__The problem__. Output the material beneath exactly, leaving nothing out.
──────────
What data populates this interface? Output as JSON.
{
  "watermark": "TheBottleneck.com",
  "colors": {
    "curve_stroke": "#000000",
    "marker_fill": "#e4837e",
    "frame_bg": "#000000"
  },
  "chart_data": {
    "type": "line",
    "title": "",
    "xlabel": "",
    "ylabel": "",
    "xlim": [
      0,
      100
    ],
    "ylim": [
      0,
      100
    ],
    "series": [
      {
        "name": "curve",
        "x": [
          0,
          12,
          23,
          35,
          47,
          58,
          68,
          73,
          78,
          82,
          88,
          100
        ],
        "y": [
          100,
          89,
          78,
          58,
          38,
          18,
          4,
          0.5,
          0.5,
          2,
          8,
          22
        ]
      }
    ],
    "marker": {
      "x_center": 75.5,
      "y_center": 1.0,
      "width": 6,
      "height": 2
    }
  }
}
──────────
__Reply__.
What data populates this interface? Output as JSON.
{
  "watermark": "TheBottleneck.com",
  "colors": {
    "curve_stroke": "#000000",
    "marker_fill": "#e4837e",
    "frame_bg": "#000000"
  },
  "chart_data": {
    "type": "line",
    "title": "",
    "xlabel": "",
    "ylabel": "",
    "xlim": [
      0,
      100
    ],
    "ylim": [
      0,
      100
    ],
    "series": [
      {
        "name": "curve",
        "x": [
          0,
          12,
          23,
          35,
          47,
          58,
          68,
          73,
          78,
          82,
          88,
          100
        ],
        "y": [
          100,
          89,
          78,
          58,
          38,
          18,
          4,
          0.5,
          0.5,
          2,
          8,
          22
        ]
      }
    ],
    "marker": {
      "x_center": 75.5,
      "y_center": 1.0,
      "width": 6,
      "height": 2
    }
  }
}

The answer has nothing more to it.